■ **Set task**: Write out every line of the entries below without changing a single character, and leave the pictures out.

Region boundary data

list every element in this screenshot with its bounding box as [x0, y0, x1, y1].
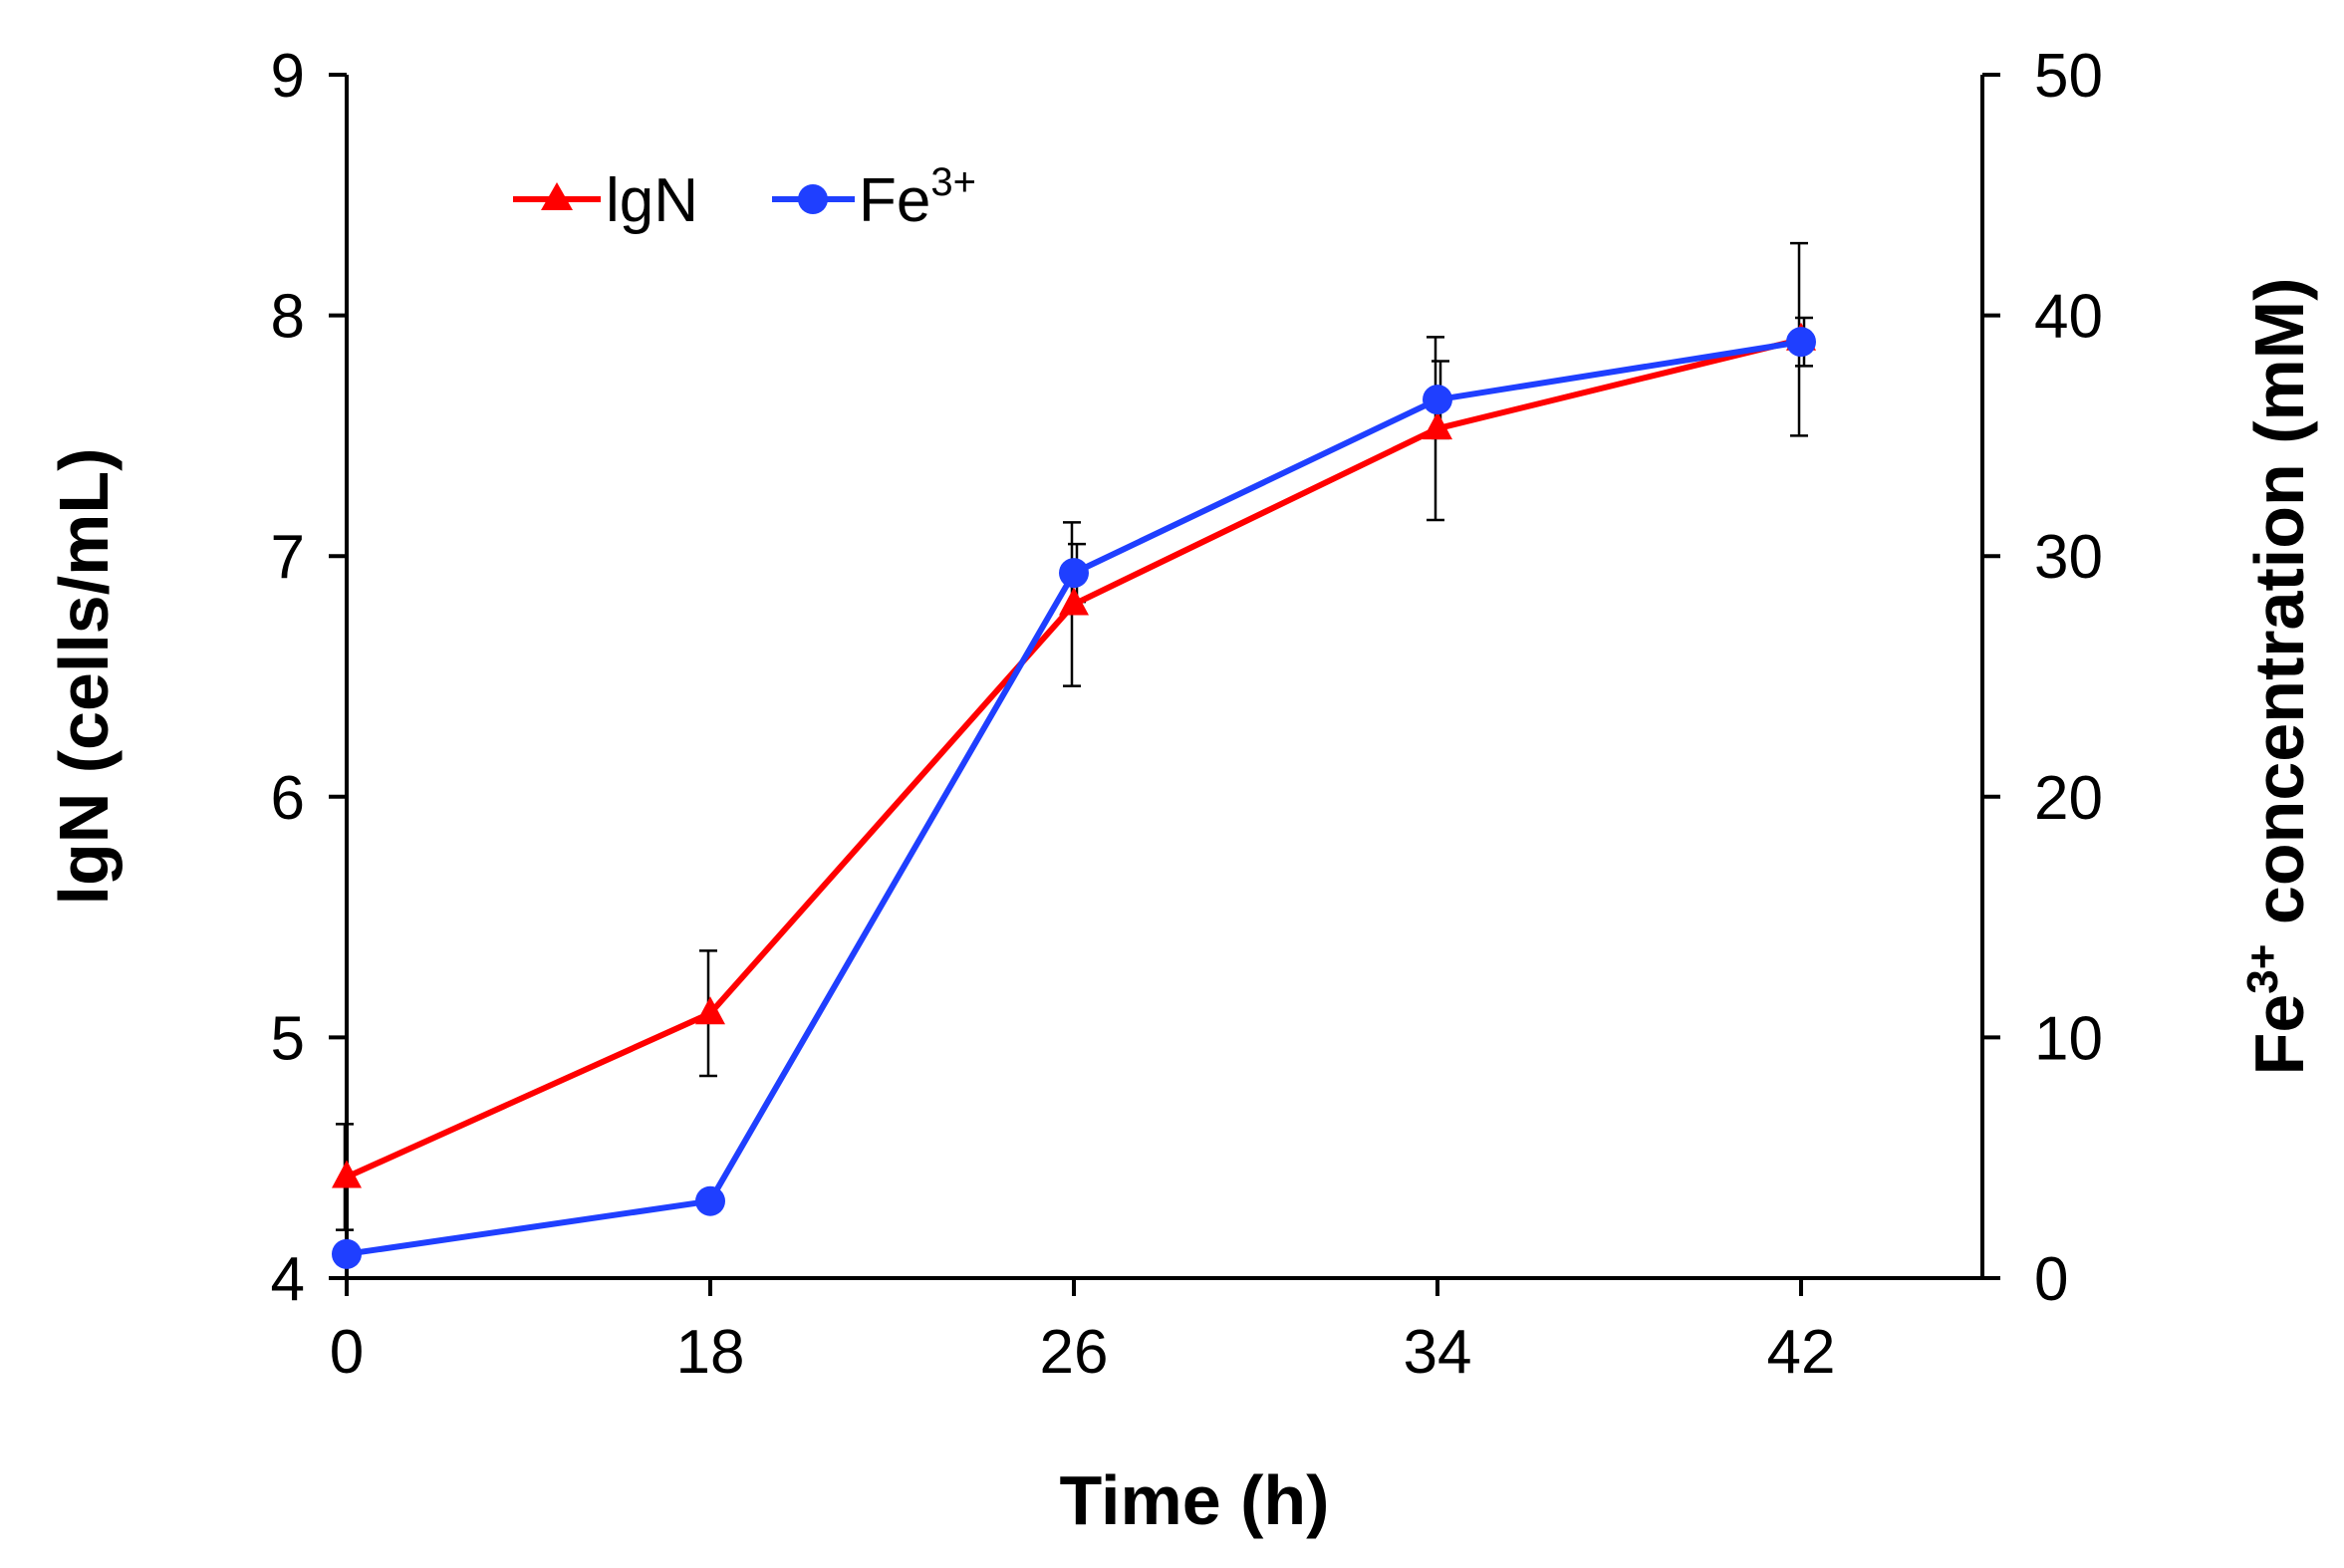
y-right-tick-label: 30: [2034, 523, 2103, 592]
right-axis-ticks: 0 10 20 30 40 50: [1982, 42, 2103, 1314]
x-tick-label: 26: [1040, 1318, 1109, 1387]
series-line-lgn: [347, 340, 1801, 1177]
left-axis-ticks: 4 5 6 7 8 9: [271, 42, 347, 1314]
x-tick-label: 42: [1767, 1318, 1836, 1387]
legend: lgN Fe3+: [513, 160, 976, 235]
line-chart: 4 5 6 7 8 9 0 10 20 30 40 50 0 18 26 34 42 Time (h) lg…: [0, 0, 2344, 1568]
legend-fe-marker: [798, 184, 828, 214]
data-point-fe: [1786, 327, 1816, 357]
y-left-tick-label: 4: [271, 1245, 305, 1314]
y-right-tick-label: 10: [2034, 1004, 2103, 1073]
y-left-axis-title: lgN (cells/mL): [45, 448, 123, 906]
y-right-title-sup: 3+: [2238, 944, 2287, 994]
y-left-tick-label: 9: [271, 42, 305, 111]
y-right-tick-label: 50: [2034, 42, 2103, 111]
legend-fe-main: Fe: [859, 166, 930, 235]
y-right-title-rest: concentration (mM): [2240, 278, 2318, 944]
y-left-tick-label: 5: [271, 1004, 305, 1073]
y-left-tick-label: 7: [271, 523, 305, 592]
y-right-tick-label: 20: [2034, 764, 2103, 833]
x-axis-ticks: 0 18 26 34 42: [330, 1278, 1836, 1387]
y-right-axis-title: Fe3+ concentration (mM): [2238, 278, 2318, 1076]
legend-fe-label: Fe3+: [859, 160, 976, 235]
x-axis-title: Time (h): [1060, 1461, 1330, 1539]
x-tick-label: 34: [1404, 1318, 1472, 1387]
legend-lgn-label: lgN: [606, 166, 698, 235]
x-tick-label: 18: [676, 1318, 745, 1387]
data-point-fe: [1059, 558, 1089, 588]
y-left-tick-label: 8: [271, 283, 305, 352]
y-right-title-main: Fe: [2240, 994, 2318, 1076]
y-right-tick-label: 0: [2034, 1245, 2068, 1314]
axes: [347, 75, 1982, 1278]
series-layer: [332, 323, 1816, 1269]
data-point-fe: [332, 1239, 362, 1269]
x-tick-label: 0: [330, 1318, 364, 1387]
y-right-tick-label: 40: [2034, 283, 2103, 352]
data-point-fe: [695, 1186, 725, 1216]
legend-fe-sup: 3+: [930, 160, 976, 204]
y-left-tick-label: 6: [271, 764, 305, 833]
data-point-fe: [1423, 385, 1452, 414]
series-line-fe: [347, 342, 1801, 1254]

■ **Exercise response**:
list every element in this screenshot with its bounding box as [x0, y0, x1, y1].
y-right-tick-label: 30: [2034, 523, 2103, 592]
right-axis-ticks: 0 10 20 30 40 50: [1982, 42, 2103, 1314]
x-tick-label: 26: [1040, 1318, 1109, 1387]
series-line-lgn: [347, 340, 1801, 1177]
left-axis-ticks: 4 5 6 7 8 9: [271, 42, 347, 1314]
x-tick-label: 42: [1767, 1318, 1836, 1387]
legend: lgN Fe3+: [513, 160, 976, 235]
line-chart: 4 5 6 7 8 9 0 10 20 30 40 50 0 18 26 34 42 Time (h) lg…: [0, 0, 2344, 1568]
legend-fe-marker: [798, 184, 828, 214]
data-point-fe: [1786, 327, 1816, 357]
y-left-tick-label: 4: [271, 1245, 305, 1314]
y-right-tick-label: 10: [2034, 1004, 2103, 1073]
y-left-axis-title: lgN (cells/mL): [45, 448, 123, 906]
y-right-title-sup: 3+: [2238, 944, 2287, 994]
y-left-tick-label: 9: [271, 42, 305, 111]
y-right-tick-label: 50: [2034, 42, 2103, 111]
legend-fe-main: Fe: [859, 166, 930, 235]
y-right-title-rest: concentration (mM): [2240, 278, 2318, 944]
y-left-tick-label: 5: [271, 1004, 305, 1073]
y-left-tick-label: 7: [271, 523, 305, 592]
y-right-tick-label: 20: [2034, 764, 2103, 833]
x-axis-ticks: 0 18 26 34 42: [330, 1278, 1836, 1387]
y-right-axis-title: Fe3+ concentration (mM): [2238, 278, 2318, 1076]
legend-fe-label: Fe3+: [859, 160, 976, 235]
x-axis-title: Time (h): [1060, 1461, 1330, 1539]
x-tick-label: 34: [1404, 1318, 1472, 1387]
legend-lgn-label: lgN: [606, 166, 698, 235]
x-tick-label: 18: [676, 1318, 745, 1387]
data-point-fe: [1059, 558, 1089, 588]
y-left-tick-label: 8: [271, 283, 305, 352]
y-right-title-main: Fe: [2240, 994, 2318, 1076]
y-right-tick-label: 0: [2034, 1245, 2068, 1314]
axes: [347, 75, 1982, 1278]
series-layer: [332, 323, 1816, 1269]
data-point-fe: [332, 1239, 362, 1269]
x-tick-label: 0: [330, 1318, 364, 1387]
y-right-tick-label: 40: [2034, 283, 2103, 352]
data-point-fe: [695, 1186, 725, 1216]
legend-fe-sup: 3+: [930, 160, 976, 204]
y-left-tick-label: 6: [271, 764, 305, 833]
data-point-fe: [1423, 385, 1452, 414]
series-line-fe: [347, 342, 1801, 1254]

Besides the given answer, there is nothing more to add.